= Objective =
Transcribe the full listing below exactly.

= Input material =

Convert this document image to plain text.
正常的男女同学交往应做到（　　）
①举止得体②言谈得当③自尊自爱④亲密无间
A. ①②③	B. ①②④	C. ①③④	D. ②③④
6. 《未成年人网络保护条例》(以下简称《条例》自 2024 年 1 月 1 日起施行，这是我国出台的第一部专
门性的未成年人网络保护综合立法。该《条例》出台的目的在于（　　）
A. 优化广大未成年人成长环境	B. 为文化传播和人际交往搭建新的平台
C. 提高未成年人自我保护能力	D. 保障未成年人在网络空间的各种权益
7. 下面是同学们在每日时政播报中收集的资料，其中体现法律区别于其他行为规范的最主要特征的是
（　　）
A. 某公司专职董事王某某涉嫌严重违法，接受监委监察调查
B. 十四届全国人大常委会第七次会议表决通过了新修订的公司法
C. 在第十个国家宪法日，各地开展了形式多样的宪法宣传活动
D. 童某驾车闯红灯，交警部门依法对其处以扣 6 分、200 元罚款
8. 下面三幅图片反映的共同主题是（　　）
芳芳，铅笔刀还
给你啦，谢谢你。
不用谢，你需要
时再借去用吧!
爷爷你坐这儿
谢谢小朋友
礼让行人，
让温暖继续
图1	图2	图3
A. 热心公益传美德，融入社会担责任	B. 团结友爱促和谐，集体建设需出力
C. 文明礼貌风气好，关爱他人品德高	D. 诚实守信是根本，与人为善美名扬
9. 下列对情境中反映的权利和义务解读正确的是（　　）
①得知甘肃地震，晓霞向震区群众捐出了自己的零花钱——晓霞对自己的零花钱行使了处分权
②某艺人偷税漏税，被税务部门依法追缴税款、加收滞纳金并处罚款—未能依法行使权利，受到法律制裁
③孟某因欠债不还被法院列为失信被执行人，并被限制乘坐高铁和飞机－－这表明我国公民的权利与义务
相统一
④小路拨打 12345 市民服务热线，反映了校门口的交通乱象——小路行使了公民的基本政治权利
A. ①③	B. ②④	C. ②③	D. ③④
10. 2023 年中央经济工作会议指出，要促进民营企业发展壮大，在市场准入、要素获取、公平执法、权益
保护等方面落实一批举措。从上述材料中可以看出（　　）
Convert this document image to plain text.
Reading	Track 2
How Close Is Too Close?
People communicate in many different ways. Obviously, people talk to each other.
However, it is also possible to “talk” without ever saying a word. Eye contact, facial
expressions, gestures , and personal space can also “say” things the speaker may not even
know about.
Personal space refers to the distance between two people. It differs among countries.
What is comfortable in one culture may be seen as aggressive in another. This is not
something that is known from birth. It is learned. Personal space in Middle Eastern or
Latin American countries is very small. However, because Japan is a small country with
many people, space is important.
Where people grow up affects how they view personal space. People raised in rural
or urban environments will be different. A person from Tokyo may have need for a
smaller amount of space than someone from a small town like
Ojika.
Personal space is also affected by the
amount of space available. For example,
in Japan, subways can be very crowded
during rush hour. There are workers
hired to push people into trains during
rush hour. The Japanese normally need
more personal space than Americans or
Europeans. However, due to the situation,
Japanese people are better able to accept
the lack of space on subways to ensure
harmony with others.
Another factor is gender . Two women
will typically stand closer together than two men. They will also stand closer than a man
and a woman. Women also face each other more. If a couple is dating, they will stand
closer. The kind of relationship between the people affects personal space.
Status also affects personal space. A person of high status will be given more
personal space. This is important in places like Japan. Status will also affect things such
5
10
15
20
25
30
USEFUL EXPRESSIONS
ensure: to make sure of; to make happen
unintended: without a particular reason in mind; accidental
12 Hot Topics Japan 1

= Task answer =
Convert this document image to plain text.
正常的男女同学交往应做到（　　）
①举止得体②言谈得当③自尊自爱④亲密无间
A. ①②③	B. ①②④	C. ①③④	D. ②③④
6. 《未成年人网络保护条例》(以下简称《条例》自 2024 年 1 月 1 日起施行，这是我国出台的第一部专
门性的未成年人网络保护综合立法。该《条例》出台的目的在于（　　）
A. 优化广大未成年人成长环境	B. 为文化传播和人际交往搭建新的平台
C. 提高未成年人自我保护能力	D. 保障未成年人在网络空间的各种权益
7. 下面是同学们在每日时政播报中收集的资料，其中体现法律区别于其他行为规范的最主要特征的是
（　　）
A. 某公司专职董事王某某涉嫌严重违法，接受监委监察调查
B. 十四届全国人大常委会第七次会议表决通过了新修订的公司法
C. 在第十个国家宪法日，各地开展了形式多样的宪法宣传活动
D. 童某驾车闯红灯，交警部门依法对其处以扣 6 分、200 元罚款
8. 下面三幅图片反映的共同主题是（　　）
芳芳，铅笔刀还
给你啦，谢谢你。
不用谢，你需要
时再借去用吧!
爷爷你坐这儿
谢谢小朋友
礼让行人，
让温暖继续
图1	图2	图3
A. 热心公益传美德，融入社会担责任	B. 团结友爱促和谐，集体建设需出力
C. 文明礼貌风气好，关爱他人品德高	D. 诚实守信是根本，与人为善美名扬
9. 下列对情境中反映的权利和义务解读正确的是（　　）
①得知甘肃地震，晓霞向震区群众捐出了自己的零花钱——晓霞对自己的零花钱行使了处分权
②某艺人偷税漏税，被税务部门依法追缴税款、加收滞纳金并处罚款—未能依法行使权利，受到法律制裁
③孟某因欠债不还被法院列为失信被执行人，并被限制乘坐高铁和飞机－－这表明我国公民的权利与义务
相统一
④小路拨打 12345 市民服务热线，反映了校门口的交通乱象——小路行使了公民的基本政治权利
A. ①③	B. ②④	C. ②③	D. ③④
10. 2023 年中央经济工作会议指出，要促进民营企业发展壮大，在市场准入、要素获取、公平执法、权益
保护等方面落实一批举措。从上述材料中可以看出（　　）
Convert this document image to plain text.
Reading	Track 2
How Close Is Too Close?
People communicate in many different ways. Obviously, people talk to each other.
However, it is also possible to “talk” without ever saying a word. Eye contact, facial
expressions, gestures , and personal space can also “say” things the speaker may not even
know about.
Personal space refers to the distance between two people. It differs among countries.
What is comfortable in one culture may be seen as aggressive in another. This is not
something that is known from birth. It is learned. Personal space in Middle Eastern or
Latin American countries is very small. However, because Japan is a small country with
many people, space is important.
Where people grow up affects how they view personal space. People raised in rural
or urban environments will be different. A person from Tokyo may have need for a
smaller amount of space than someone from a small town like
Ojika.
Personal space is also affected by the
amount of space available. For example,
in Japan, subways can be very crowded
during rush hour. There are workers
hired to push people into trains during
rush hour. The Japanese normally need
more personal space than Americans or
Europeans. However, due to the situation,
Japanese people are better able to accept
the lack of space on subways to ensure
harmony with others.
Another factor is gender . Two women
will typically stand closer together than two men. They will also stand closer than a man
and a woman. Women also face each other more. If a couple is dating, they will stand
closer. The kind of relationship between the people affects personal space.
Status also affects personal space. A person of high status will be given more
personal space. This is important in places like Japan. Status will also affect things such
5
10
15
20
25
30
USEFUL EXPRESSIONS
ensure: to make sure of; to make happen
unintended: without a particular reason in mind; accidental
12 Hot Topics Japan 1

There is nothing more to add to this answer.